Plaintiff concedes that he "drew a picture" on the envelope he sent to his cousin and concedes that his letter was rejected pursuant to OAR 291-131-0025 because of the picture he had drawn. Second Am. Compl., ¶¶ VI(1)-(2), (6). Plaintiff, however, alleges that the drawing constitutes "art", and therefore the rejection of his letter violated his First Amendment right to free speech. Id. ¶¶ VI(1)-(2), VII(1)-(2). Plaintiff further alleges that defendants' "blanket ban" on "envelope art" is not rationally related to a legitimate penological objective, that defendants' rejection of his letter was an "unreasonable application of the ODOC mail prohibition rules" not "rationally related to any legitimate security concerns", and that the ODOC rules under which his letter was rejected is "overbroad". Id. ¶¶ VII(A)(1)-(5). I disagree with plaintiff's allegations.

▬▬▬

▶ _WRITTEN REQUEST A_:
List every phrase that the passage on the rejected letter above puts in quotation marks.

▬▬▬

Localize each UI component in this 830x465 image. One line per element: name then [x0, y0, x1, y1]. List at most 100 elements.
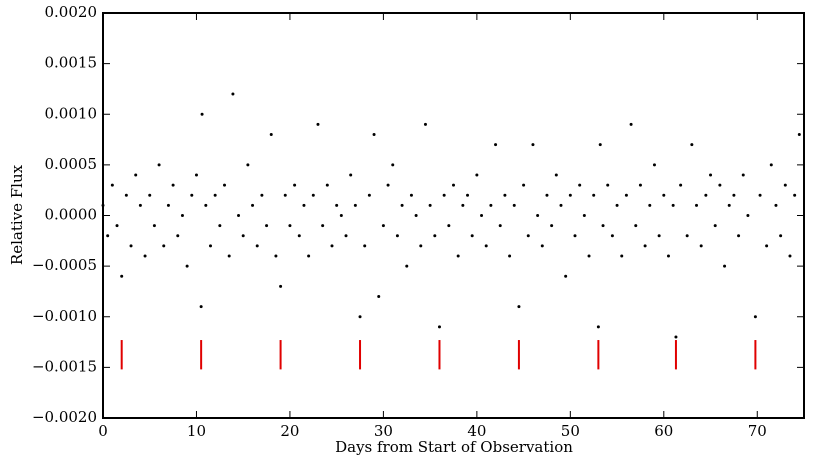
x-tick-label: 10 — [187, 422, 206, 440]
data-point — [554, 173, 558, 177]
data-point — [143, 254, 147, 258]
data-point — [358, 315, 362, 319]
data-point — [293, 183, 297, 187]
data-point — [732, 193, 736, 197]
data-point — [475, 173, 479, 177]
x-tick-label: 20 — [280, 422, 299, 440]
data-point — [138, 203, 142, 207]
data-point — [666, 254, 670, 258]
data-point — [643, 244, 647, 248]
data-point — [498, 224, 502, 228]
data-point — [769, 163, 773, 167]
data-point — [419, 244, 423, 248]
data-point — [517, 305, 521, 309]
data-point — [204, 203, 208, 207]
data-point — [480, 214, 484, 217]
data-point — [428, 203, 432, 207]
data-point — [679, 183, 683, 187]
data-point — [283, 193, 287, 197]
x-tick-label: 60 — [654, 422, 673, 440]
data-point — [536, 214, 540, 217]
data-point — [522, 183, 526, 187]
data-point — [405, 264, 409, 268]
data-point — [330, 244, 334, 248]
data-point — [237, 214, 241, 217]
data-point — [255, 244, 259, 248]
data-point — [400, 203, 404, 207]
data-point — [461, 203, 465, 207]
data-point — [452, 183, 455, 187]
y-tick-label: 0.0005 — [45, 155, 98, 173]
data-point — [456, 254, 460, 258]
data-point — [274, 254, 278, 258]
data-point — [662, 193, 666, 197]
data-point — [391, 163, 395, 167]
data-point — [746, 214, 750, 217]
data-point — [638, 183, 642, 187]
data-point — [540, 244, 544, 248]
data-point — [377, 295, 381, 298]
data-point — [503, 193, 507, 197]
data-point — [302, 203, 306, 207]
data-point — [578, 183, 582, 187]
data-point — [372, 133, 376, 136]
data-point — [695, 203, 699, 207]
data-point — [176, 234, 180, 238]
x-tick-label: 30 — [374, 422, 393, 440]
data-point — [180, 214, 184, 217]
data-point — [363, 244, 367, 248]
data-point — [297, 234, 301, 238]
y-tick-label: 0.0020 — [45, 3, 98, 21]
data-point — [690, 143, 694, 147]
data-point — [437, 325, 441, 329]
data-point — [269, 133, 273, 136]
data-point — [447, 224, 451, 228]
data-point — [265, 224, 269, 228]
data-point — [606, 183, 610, 187]
data-point — [339, 214, 343, 217]
data-point — [120, 274, 124, 278]
data-point — [587, 254, 591, 258]
data-point — [512, 203, 516, 207]
data-point — [620, 254, 624, 258]
data-point — [671, 203, 675, 207]
data-point — [783, 183, 787, 187]
data-point — [279, 284, 283, 288]
data-point — [106, 234, 110, 238]
data-point — [190, 193, 194, 197]
y-tick-label: 0.0010 — [45, 104, 98, 122]
data-point — [386, 183, 390, 187]
data-point — [115, 224, 119, 228]
data-point — [134, 173, 138, 177]
data-point — [526, 234, 530, 238]
data-point — [218, 224, 222, 228]
data-point — [353, 203, 357, 207]
data-point — [624, 193, 628, 197]
data-point — [550, 224, 554, 228]
data-point — [704, 193, 708, 197]
data-point — [674, 335, 678, 339]
data-point — [737, 234, 741, 238]
data-point — [157, 163, 161, 167]
data-point — [367, 193, 371, 197]
data-point — [148, 193, 152, 197]
data-point — [227, 254, 231, 258]
data-point — [223, 183, 227, 187]
data-point — [129, 244, 133, 248]
data-point — [741, 173, 745, 177]
data-point — [470, 234, 474, 238]
data-point — [723, 264, 727, 268]
y-tick-label: −0.0005 — [32, 256, 97, 274]
data-point — [200, 112, 204, 116]
data-point — [423, 122, 427, 126]
data-point — [185, 264, 189, 268]
data-point — [657, 234, 661, 238]
x-axis-label: Days from Start of Observation — [335, 438, 573, 456]
data-point — [765, 244, 769, 248]
data-point — [442, 193, 446, 197]
data-point — [381, 224, 385, 228]
data-point — [615, 203, 619, 207]
data-point — [325, 183, 329, 187]
data-point — [629, 122, 633, 126]
data-point — [162, 244, 166, 248]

▬▬▬

▶ _WRITTEN REQUEST B_:
Return the part of the listing that opens with the line containing "x-tick-label: 10 — [187, 422, 206, 440]" and closes with the line containing "data-point — [475, 173, 479, 177]", copying each line unchanged.

▶ _CORRECT RESPONSE A_:
- "drew a picture"
- "art"
- "blanket ban"
- "envelope art"
- "unreasonable application of the ODOC mail prohibition rules"
- "rationally related to any legitimate security concerns"
- "overbroad"

▶ _CORRECT RESPONSE B_:
x-tick-label: 10 — [187, 422, 206, 440]
data-point — [554, 173, 558, 177]
data-point — [143, 254, 147, 258]
data-point — [358, 315, 362, 319]
data-point — [293, 183, 297, 187]
data-point — [732, 193, 736, 197]
data-point — [475, 173, 479, 177]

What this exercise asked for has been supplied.